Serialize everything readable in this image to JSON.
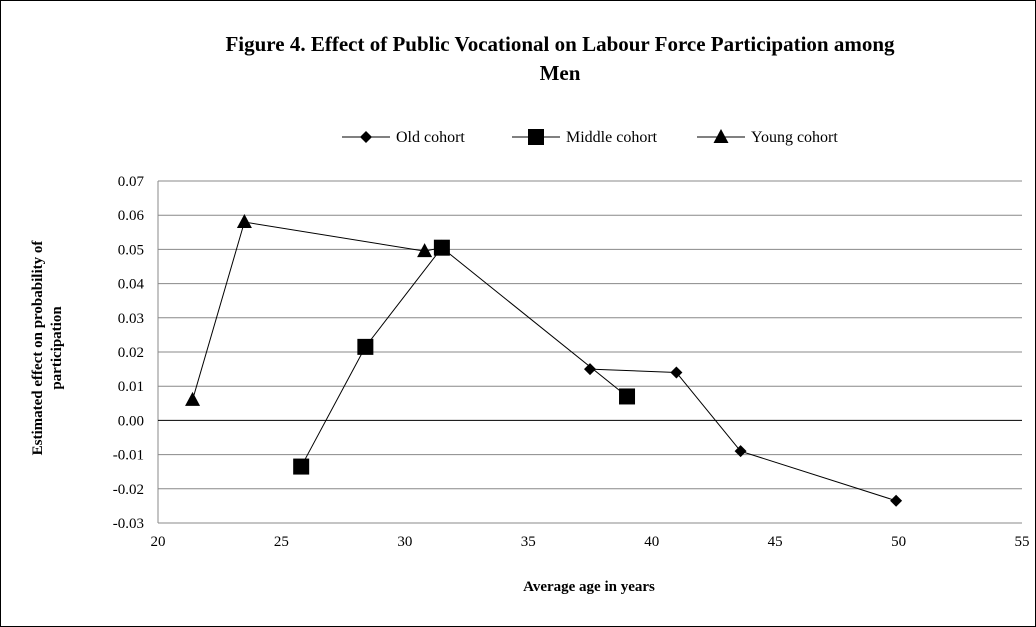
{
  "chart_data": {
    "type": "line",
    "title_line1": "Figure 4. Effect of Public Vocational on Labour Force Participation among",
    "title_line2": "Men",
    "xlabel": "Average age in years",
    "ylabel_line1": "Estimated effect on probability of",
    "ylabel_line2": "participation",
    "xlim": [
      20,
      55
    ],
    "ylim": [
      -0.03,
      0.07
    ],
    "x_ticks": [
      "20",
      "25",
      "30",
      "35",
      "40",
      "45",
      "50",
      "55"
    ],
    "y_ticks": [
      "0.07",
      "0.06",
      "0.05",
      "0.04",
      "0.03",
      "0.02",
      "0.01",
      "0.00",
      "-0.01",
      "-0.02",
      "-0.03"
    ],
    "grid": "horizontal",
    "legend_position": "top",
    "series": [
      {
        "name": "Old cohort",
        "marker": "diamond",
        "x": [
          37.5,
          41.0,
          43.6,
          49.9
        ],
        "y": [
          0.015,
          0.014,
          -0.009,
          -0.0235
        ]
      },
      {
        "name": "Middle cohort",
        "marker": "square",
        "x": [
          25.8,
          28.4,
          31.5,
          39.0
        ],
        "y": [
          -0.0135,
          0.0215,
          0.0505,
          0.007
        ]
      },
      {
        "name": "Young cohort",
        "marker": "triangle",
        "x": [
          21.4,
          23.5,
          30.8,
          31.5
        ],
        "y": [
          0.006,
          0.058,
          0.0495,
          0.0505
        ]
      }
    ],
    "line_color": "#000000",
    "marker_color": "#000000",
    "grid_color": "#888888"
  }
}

__PROMPT__:
Restate the listing above word for word, and skip the pictures.

__FULL OUTPUT__:
Serialize everything readable in this image to JSON.
{
  "chart_data": {
    "type": "line",
    "title_line1": "Figure 4. Effect of Public Vocational on Labour Force Participation among",
    "title_line2": "Men",
    "xlabel": "Average age in years",
    "ylabel_line1": "Estimated effect on probability of",
    "ylabel_line2": "participation",
    "xlim": [
      20,
      55
    ],
    "ylim": [
      -0.03,
      0.07
    ],
    "x_ticks": [
      "20",
      "25",
      "30",
      "35",
      "40",
      "45",
      "50",
      "55"
    ],
    "y_ticks": [
      "0.07",
      "0.06",
      "0.05",
      "0.04",
      "0.03",
      "0.02",
      "0.01",
      "0.00",
      "-0.01",
      "-0.02",
      "-0.03"
    ],
    "grid": "horizontal",
    "legend_position": "top",
    "series": [
      {
        "name": "Old cohort",
        "marker": "diamond",
        "x": [
          37.5,
          41.0,
          43.6,
          49.9
        ],
        "y": [
          0.015,
          0.014,
          -0.009,
          -0.0235
        ]
      },
      {
        "name": "Middle cohort",
        "marker": "square",
        "x": [
          25.8,
          28.4,
          31.5,
          39.0
        ],
        "y": [
          -0.0135,
          0.0215,
          0.0505,
          0.007
        ]
      },
      {
        "name": "Young cohort",
        "marker": "triangle",
        "x": [
          21.4,
          23.5,
          30.8,
          31.5
        ],
        "y": [
          0.006,
          0.058,
          0.0495,
          0.0505
        ]
      }
    ],
    "line_color": "#000000",
    "marker_color": "#000000",
    "grid_color": "#888888"
  }
}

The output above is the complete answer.